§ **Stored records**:
+===+

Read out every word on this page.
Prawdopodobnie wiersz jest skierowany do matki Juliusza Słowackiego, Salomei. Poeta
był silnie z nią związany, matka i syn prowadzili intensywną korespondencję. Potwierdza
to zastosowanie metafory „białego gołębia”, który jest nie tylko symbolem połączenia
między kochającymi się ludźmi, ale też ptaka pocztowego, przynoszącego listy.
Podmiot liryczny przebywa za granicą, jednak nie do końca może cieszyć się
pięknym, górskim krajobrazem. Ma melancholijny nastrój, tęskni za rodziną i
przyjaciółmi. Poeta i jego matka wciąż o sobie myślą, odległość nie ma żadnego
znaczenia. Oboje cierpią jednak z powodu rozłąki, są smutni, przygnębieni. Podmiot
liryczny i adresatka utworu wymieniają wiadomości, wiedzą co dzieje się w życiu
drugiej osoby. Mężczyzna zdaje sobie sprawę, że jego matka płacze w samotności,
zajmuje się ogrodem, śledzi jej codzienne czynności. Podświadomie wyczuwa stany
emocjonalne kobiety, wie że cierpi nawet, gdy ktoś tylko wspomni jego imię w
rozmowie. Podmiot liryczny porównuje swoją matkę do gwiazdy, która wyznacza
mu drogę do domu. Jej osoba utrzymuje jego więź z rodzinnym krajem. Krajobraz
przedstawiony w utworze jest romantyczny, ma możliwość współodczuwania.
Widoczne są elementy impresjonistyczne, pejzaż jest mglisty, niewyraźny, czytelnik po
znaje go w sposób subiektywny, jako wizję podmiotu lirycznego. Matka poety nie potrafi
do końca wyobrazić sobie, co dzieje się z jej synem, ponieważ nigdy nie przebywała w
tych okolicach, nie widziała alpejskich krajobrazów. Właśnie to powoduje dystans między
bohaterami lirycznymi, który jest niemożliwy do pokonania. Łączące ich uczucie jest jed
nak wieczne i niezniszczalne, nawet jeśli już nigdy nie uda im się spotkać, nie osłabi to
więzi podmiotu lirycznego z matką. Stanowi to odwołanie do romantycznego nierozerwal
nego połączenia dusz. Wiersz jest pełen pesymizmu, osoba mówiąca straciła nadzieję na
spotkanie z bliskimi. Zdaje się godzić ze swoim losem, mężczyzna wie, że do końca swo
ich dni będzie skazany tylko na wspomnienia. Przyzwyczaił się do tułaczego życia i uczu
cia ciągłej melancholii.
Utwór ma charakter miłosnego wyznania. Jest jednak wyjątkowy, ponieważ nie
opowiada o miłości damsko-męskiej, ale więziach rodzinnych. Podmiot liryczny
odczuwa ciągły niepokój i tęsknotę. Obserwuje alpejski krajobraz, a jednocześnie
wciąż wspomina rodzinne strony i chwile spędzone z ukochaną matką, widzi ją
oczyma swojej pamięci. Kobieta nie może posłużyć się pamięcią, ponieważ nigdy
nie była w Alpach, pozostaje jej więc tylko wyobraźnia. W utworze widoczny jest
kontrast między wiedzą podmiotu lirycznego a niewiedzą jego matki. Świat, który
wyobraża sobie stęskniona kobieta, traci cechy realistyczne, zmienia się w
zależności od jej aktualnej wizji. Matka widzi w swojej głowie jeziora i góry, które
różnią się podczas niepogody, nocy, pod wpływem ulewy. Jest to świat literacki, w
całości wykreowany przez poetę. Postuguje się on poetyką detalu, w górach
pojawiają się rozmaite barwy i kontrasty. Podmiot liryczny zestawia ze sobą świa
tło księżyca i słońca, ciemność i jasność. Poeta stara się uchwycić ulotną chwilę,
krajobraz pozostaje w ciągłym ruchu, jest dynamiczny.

+===+

§ **What the task requires**:
Above are the records; copy all of them exactly.

§ **Result**:
Read out every word on this page.
Prawdopodobnie wiersz jest skierowany do matki Juliusza Słowackiego, Salomei. Poeta
był silnie z nią związany, matka i syn prowadzili intensywną korespondencję. Potwierdza
to zastosowanie metafory „białego gołębia”, który jest nie tylko symbolem połączenia
między kochającymi się ludźmi, ale też ptaka pocztowego, przynoszącego listy.
Podmiot liryczny przebywa za granicą, jednak nie do końca może cieszyć się
pięknym, górskim krajobrazem. Ma melancholijny nastrój, tęskni za rodziną i
przyjaciółmi. Poeta i jego matka wciąż o sobie myślą, odległość nie ma żadnego
znaczenia. Oboje cierpią jednak z powodu rozłąki, są smutni, przygnębieni. Podmiot
liryczny i adresatka utworu wymieniają wiadomości, wiedzą co dzieje się w życiu
drugiej osoby. Mężczyzna zdaje sobie sprawę, że jego matka płacze w samotności,
zajmuje się ogrodem, śledzi jej codzienne czynności. Podświadomie wyczuwa stany
emocjonalne kobiety, wie że cierpi nawet, gdy ktoś tylko wspomni jego imię w
rozmowie. Podmiot liryczny porównuje swoją matkę do gwiazdy, która wyznacza
mu drogę do domu. Jej osoba utrzymuje jego więź z rodzinnym krajem. Krajobraz
przedstawiony w utworze jest romantyczny, ma możliwość współodczuwania.
Widoczne są elementy impresjonistyczne, pejzaż jest mglisty, niewyraźny, czytelnik po
znaje go w sposób subiektywny, jako wizję podmiotu lirycznego. Matka poety nie potrafi
do końca wyobrazić sobie, co dzieje się z jej synem, ponieważ nigdy nie przebywała w
tych okolicach, nie widziała alpejskich krajobrazów. Właśnie to powoduje dystans między
bohaterami lirycznymi, który jest niemożliwy do pokonania. Łączące ich uczucie jest jed
nak wieczne i niezniszczalne, nawet jeśli już nigdy nie uda im się spotkać, nie osłabi to
więzi podmiotu lirycznego z matką. Stanowi to odwołanie do romantycznego nierozerwal
nego połączenia dusz. Wiersz jest pełen pesymizmu, osoba mówiąca straciła nadzieję na
spotkanie z bliskimi. Zdaje się godzić ze swoim losem, mężczyzna wie, że do końca swo
ich dni będzie skazany tylko na wspomnienia. Przyzwyczaił się do tułaczego życia i uczu
cia ciągłej melancholii.
Utwór ma charakter miłosnego wyznania. Jest jednak wyjątkowy, ponieważ nie
opowiada o miłości damsko-męskiej, ale więziach rodzinnych. Podmiot liryczny
odczuwa ciągły niepokój i tęsknotę. Obserwuje alpejski krajobraz, a jednocześnie
wciąż wspomina rodzinne strony i chwile spędzone z ukochaną matką, widzi ją
oczyma swojej pamięci. Kobieta nie może posłużyć się pamięcią, ponieważ nigdy
nie była w Alpach, pozostaje jej więc tylko wyobraźnia. W utworze widoczny jest
kontrast między wiedzą podmiotu lirycznego a niewiedzą jego matki. Świat, który
wyobraża sobie stęskniona kobieta, traci cechy realistyczne, zmienia się w
zależności od jej aktualnej wizji. Matka widzi w swojej głowie jeziora i góry, które
różnią się podczas niepogody, nocy, pod wpływem ulewy. Jest to świat literacki, w
całości wykreowany przez poetę. Postuguje się on poetyką detalu, w górach
pojawiają się rozmaite barwy i kontrasty. Podmiot liryczny zestawia ze sobą świa
tło księżyca i słońca, ciemność i jasność. Poeta stara się uchwycić ulotną chwilę,
krajobraz pozostaje w ciągłym ruchu, jest dynamiczny.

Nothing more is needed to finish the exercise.